### WORK TO BE COMPLETED
Print the entire listing below verbatim, leaving out the pictures.

--- Start SUPPLIED MATERIAL ---

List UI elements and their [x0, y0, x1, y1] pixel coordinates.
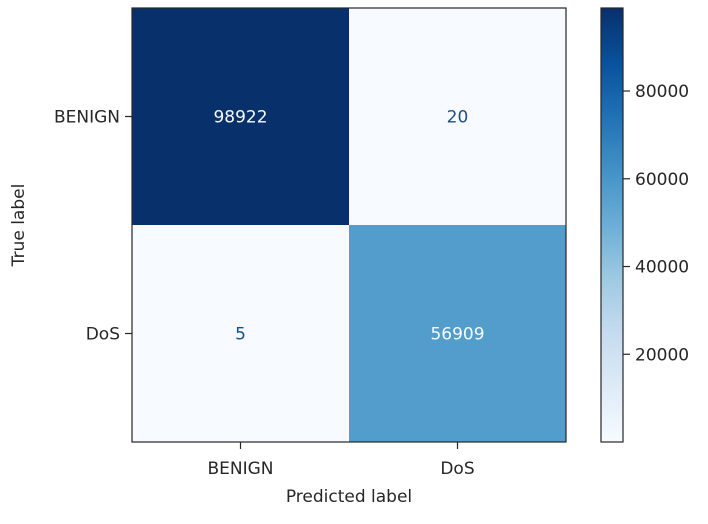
colorbar-tick-label: 60000: [635, 170, 689, 190]
x-axis-label: Predicted label: [286, 487, 412, 507]
y-axis-label: True label: [9, 184, 29, 268]
colorbar-tick-label: 80000: [635, 82, 689, 102]
matrix-frame: [131, 7, 567, 443]
y-tick-label: DoS: [86, 325, 120, 345]
heatmap-cell: [132, 225, 350, 443]
x-tick-label: BENIGN: [207, 459, 273, 479]
cell-value-label: 5: [235, 325, 246, 345]
colorbar-frame: [600, 7, 624, 443]
cell-value-labels: 98922 20 5 56909: [213, 108, 484, 345]
colorbar: [601, 8, 623, 442]
cell-value-label: 56909: [430, 325, 484, 345]
y-axis-ticks: BENIGN DoS: [54, 108, 132, 345]
colorbar-ticks: 20000 40000 60000 80000: [623, 82, 689, 365]
heatmap-cells: [132, 8, 567, 443]
cell-value-label: 20: [447, 108, 469, 128]
cell-value-label: 98922: [213, 108, 267, 128]
colorbar-tick-label: 20000: [635, 345, 689, 365]
colorbar-tick-label: 40000: [635, 258, 689, 278]
x-tick-label: DoS: [440, 459, 474, 479]
heatmap-cell: [349, 225, 567, 443]
x-axis-ticks: BENIGN DoS: [207, 442, 475, 479]
heatmap-cell: [349, 8, 567, 226]
heatmap-cell: [132, 8, 350, 226]
y-tick-label: BENIGN: [54, 108, 120, 128]
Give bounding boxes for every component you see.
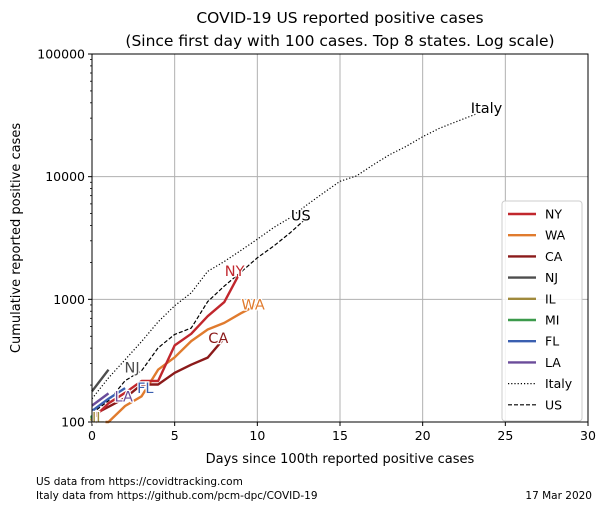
x-tick-label: 20 — [415, 428, 431, 443]
chart-title: COVID-19 US reported positive cases — [196, 9, 483, 27]
series-ny-line — [91, 270, 242, 421]
series-la-label: LA — [115, 389, 133, 405]
y-tick-label: 100 — [61, 415, 85, 430]
series-wa-label: WA — [241, 298, 265, 314]
series-wa-line — [92, 303, 258, 424]
x-tick-label: 0 — [88, 428, 96, 443]
footer-date: 17 Mar 2020 — [525, 490, 592, 502]
series-il-label: IL — [92, 410, 104, 426]
series-lines — [90, 108, 490, 424]
legend-label-fl: FL — [545, 334, 559, 349]
legend-label-ny: NY — [545, 207, 562, 222]
y-axis-label: Cumulative reported positive cases — [9, 123, 24, 353]
series-fl-line — [91, 387, 126, 412]
y-tick-label: 10000 — [45, 169, 85, 184]
legend-label-italy: Italy — [545, 376, 573, 391]
footer-source-us: US data from https://covidtracking.com — [36, 476, 243, 488]
x-axis-ticks: 0 5 10 15 20 25 30 — [88, 422, 596, 443]
legend-label-us: US — [545, 397, 562, 412]
legend-label-wa: WA — [545, 228, 566, 243]
legend-label-la: LA — [545, 355, 561, 370]
x-tick-label: 30 — [580, 428, 596, 443]
x-tick-label: 25 — [497, 428, 513, 443]
x-tick-label: 5 — [171, 428, 179, 443]
series-us-label: US — [291, 209, 311, 225]
series-italy-label: Italy — [471, 101, 503, 117]
legend: NY WA CA NJ IL MI FL LA Italy US — [501, 200, 583, 422]
series-nj-label: NJ — [125, 361, 140, 377]
series-nj-line — [91, 368, 110, 393]
series-ca-label: CA — [208, 331, 228, 347]
series-ca-line — [91, 337, 226, 417]
x-axis-label: Days since 100th reported positive cases — [206, 452, 475, 467]
y-tick-label: 100000 — [37, 47, 85, 62]
legend-label-nj: NJ — [545, 270, 558, 285]
y-axis-ticks: 100 1000 10000 100000 — [37, 47, 92, 430]
series-italy-line — [91, 108, 490, 400]
legend-label-ca: CA — [545, 249, 563, 264]
series-la-line — [91, 392, 110, 407]
plot-frame — [91, 53, 589, 423]
y-tick-label: 1000 — [53, 292, 85, 307]
series-fl-label: FL — [137, 381, 153, 397]
chart-subtitle: (Since first day with 100 cases. Top 8 s… — [125, 32, 554, 50]
footer-source-italy: Italy data from https://github.com/pcm-d… — [36, 490, 318, 502]
series-ny-label: NY — [225, 264, 245, 280]
x-tick-label: 10 — [249, 428, 265, 443]
series-us-line — [91, 217, 308, 414]
legend-label-il: IL — [545, 291, 556, 306]
x-tick-label: 15 — [332, 428, 348, 443]
legend-label-mi: MI — [545, 313, 559, 328]
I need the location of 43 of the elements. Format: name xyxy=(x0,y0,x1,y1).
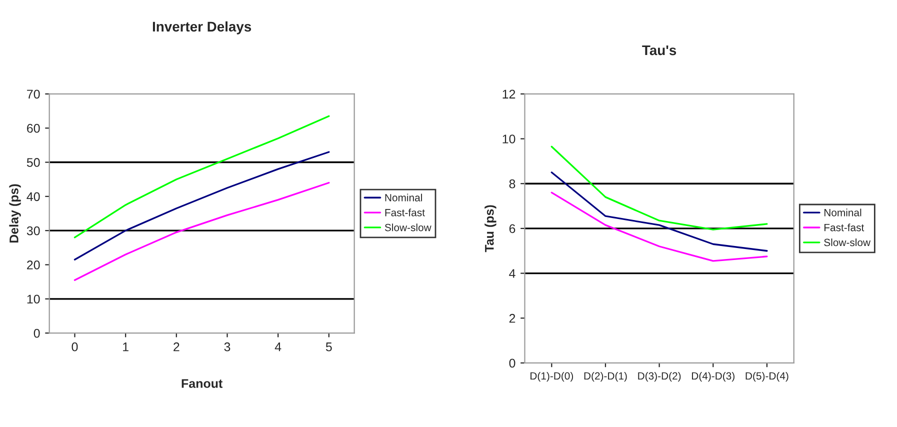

--- End SUPPLIED MATERIAL ---

### EXERCISE SOLUTION
List UI elements and their [x0, y0, x1, y1] pixel coordinates.
colorbar-tick-label: 60000: [635, 170, 689, 190]
x-axis-label: Predicted label: [286, 487, 412, 507]
y-axis-label: True label: [9, 184, 29, 268]
colorbar-tick-label: 80000: [635, 82, 689, 102]
matrix-frame: [131, 7, 567, 443]
y-tick-label: DoS: [86, 325, 120, 345]
heatmap-cell: [132, 225, 350, 443]
x-tick-label: BENIGN: [207, 459, 273, 479]
cell-value-label: 5: [235, 325, 246, 345]
colorbar-frame: [600, 7, 624, 443]
cell-value-labels: 98922 20 5 56909: [213, 108, 484, 345]
colorbar: [601, 8, 623, 442]
cell-value-label: 56909: [430, 325, 484, 345]
y-axis-ticks: BENIGN DoS: [54, 108, 132, 345]
colorbar-ticks: 20000 40000 60000 80000: [623, 82, 689, 365]
heatmap-cells: [132, 8, 567, 443]
cell-value-label: 20: [447, 108, 469, 128]
cell-value-label: 98922: [213, 108, 267, 128]
colorbar-tick-label: 20000: [635, 345, 689, 365]
colorbar-tick-label: 40000: [635, 258, 689, 278]
x-tick-label: DoS: [440, 459, 474, 479]
heatmap-cell: [349, 225, 567, 443]
x-axis-ticks: BENIGN DoS: [207, 442, 475, 479]
heatmap-cell: [349, 8, 567, 226]
heatmap-cell: [132, 8, 350, 226]
y-tick-label: BENIGN: [54, 108, 120, 128]
Give bounding boxes for every component you see.
x-tick-label: 20 — [415, 428, 431, 443]
chart-title: COVID-19 US reported positive cases — [196, 9, 483, 27]
series-ny-line — [91, 270, 242, 421]
series-la-label: LA — [115, 389, 133, 405]
y-tick-label: 100 — [61, 415, 85, 430]
series-wa-label: WA — [241, 298, 265, 314]
series-wa-line — [92, 303, 258, 424]
x-tick-label: 0 — [88, 428, 96, 443]
footer-date: 17 Mar 2020 — [525, 490, 592, 502]
series-il-label: IL — [92, 410, 104, 426]
series-lines — [90, 108, 490, 424]
legend-label-fl: FL — [545, 334, 559, 349]
legend-label-ny: NY — [545, 207, 562, 222]
y-axis-label: Cumulative reported positive cases — [9, 123, 24, 353]
series-fl-line — [91, 387, 126, 412]
y-tick-label: 10000 — [45, 169, 85, 184]
legend-label-italy: Italy — [545, 376, 573, 391]
footer-source-us: US data from https://covidtracking.com — [36, 476, 243, 488]
x-axis-ticks: 0 5 10 15 20 25 30 — [88, 422, 596, 443]
legend-label-us: US — [545, 397, 562, 412]
legend-label-wa: WA — [545, 228, 566, 243]
legend-label-la: LA — [545, 355, 561, 370]
x-tick-label: 30 — [580, 428, 596, 443]
x-tick-label: 25 — [497, 428, 513, 443]
x-tick-label: 5 — [171, 428, 179, 443]
series-us-label: US — [291, 209, 311, 225]
series-italy-label: Italy — [471, 101, 503, 117]
legend: NY WA CA NJ IL MI FL LA Italy US — [501, 200, 583, 422]
series-nj-label: NJ — [125, 361, 140, 377]
series-nj-line — [91, 368, 110, 393]
series-ca-label: CA — [208, 331, 228, 347]
series-ca-line — [91, 337, 226, 417]
x-axis-label: Days since 100th reported positive cases — [206, 452, 475, 467]
y-tick-label: 100000 — [37, 47, 85, 62]
legend-label-nj: NJ — [545, 270, 558, 285]
y-axis-ticks: 100 1000 10000 100000 — [37, 47, 92, 430]
series-italy-line — [91, 108, 490, 400]
legend-label-ca: CA — [545, 249, 563, 264]
series-la-line — [91, 392, 110, 407]
plot-frame — [91, 53, 589, 423]
y-tick-label: 1000 — [53, 292, 85, 307]
series-fl-label: FL — [137, 381, 153, 397]
chart-subtitle: (Since first day with 100 cases. Top 8 s… — [125, 32, 554, 50]
footer-source-italy: Italy data from https://github.com/pcm-d… — [36, 490, 318, 502]
series-ny-label: NY — [225, 264, 245, 280]
x-tick-label: 10 — [249, 428, 265, 443]
series-us-line — [91, 217, 308, 414]
legend-label-il: IL — [545, 291, 556, 306]
x-tick-label: 15 — [332, 428, 348, 443]
legend-label-mi: MI — [545, 313, 559, 328]
I need the location of 43 of the elements. Format: name xyxy=(x0,y0,x1,y1).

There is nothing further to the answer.